Omit the images. Copy each entry word for word.

* INFORMATION GIVEN:
# # # #

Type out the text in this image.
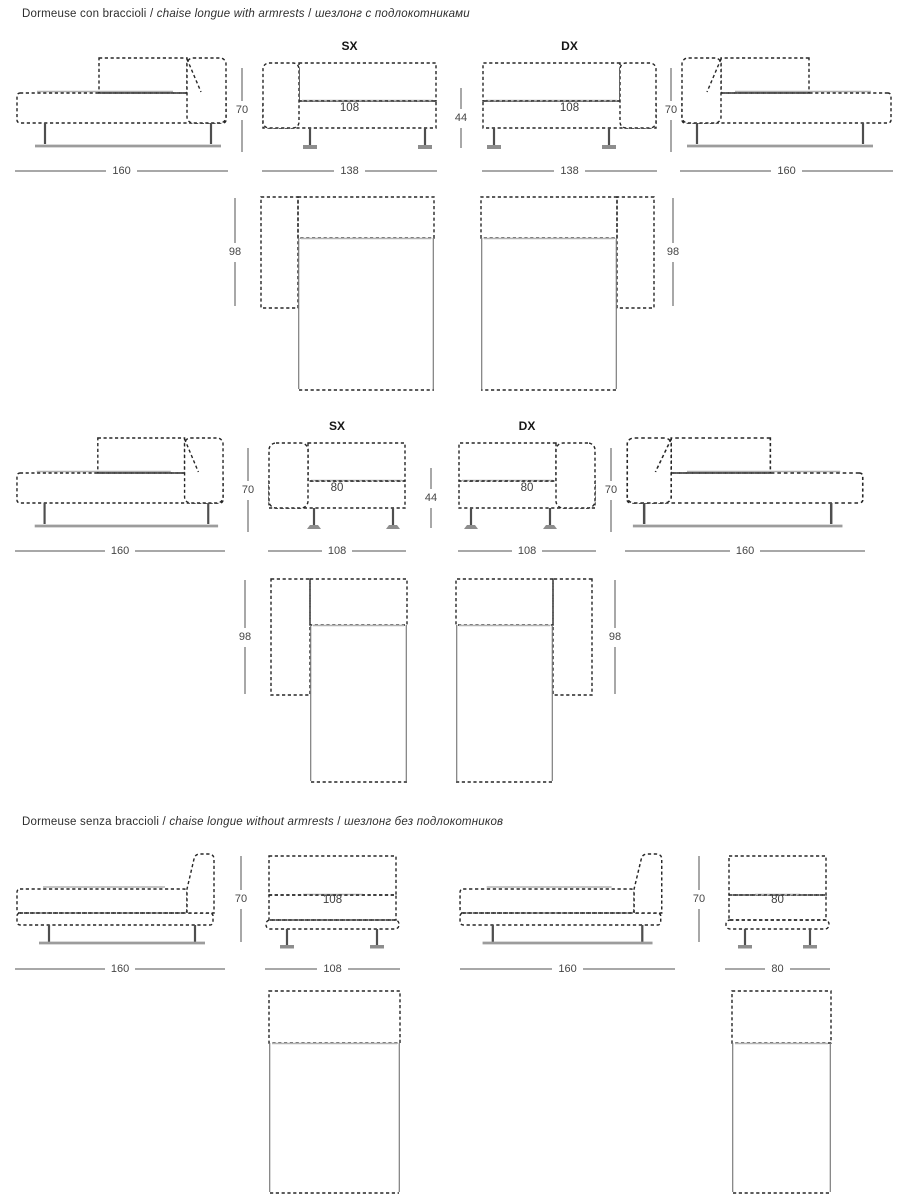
Dormeuse con braccioli / chaise longue with armrests / шезлонг с подлокотниками
SX	DX
70	108
44
108	70
160	138	138	160
98	98
SX	DX
70	80
44
80	70
160	108	108	160
98	98
Dormeuse senza braccioli / chaise longue without armrests / шезлонг без подлокотников
70	108	70	80
160	108	160	80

# # # #

* RESPONSE BELOW:
Type out the text in this image.
Dormeuse con braccioli / chaise longue with armrests / шезлонг с подлокотниками
SX	DX
70	108
44
108	70
160	138	138	160
98	98
SX	DX
70	80
44
80	70
160	108	108	160
98	98
Dormeuse senza braccioli / chaise longue without armrests / шезлонг без подлокотников
70	108	70	80
160	108	160	80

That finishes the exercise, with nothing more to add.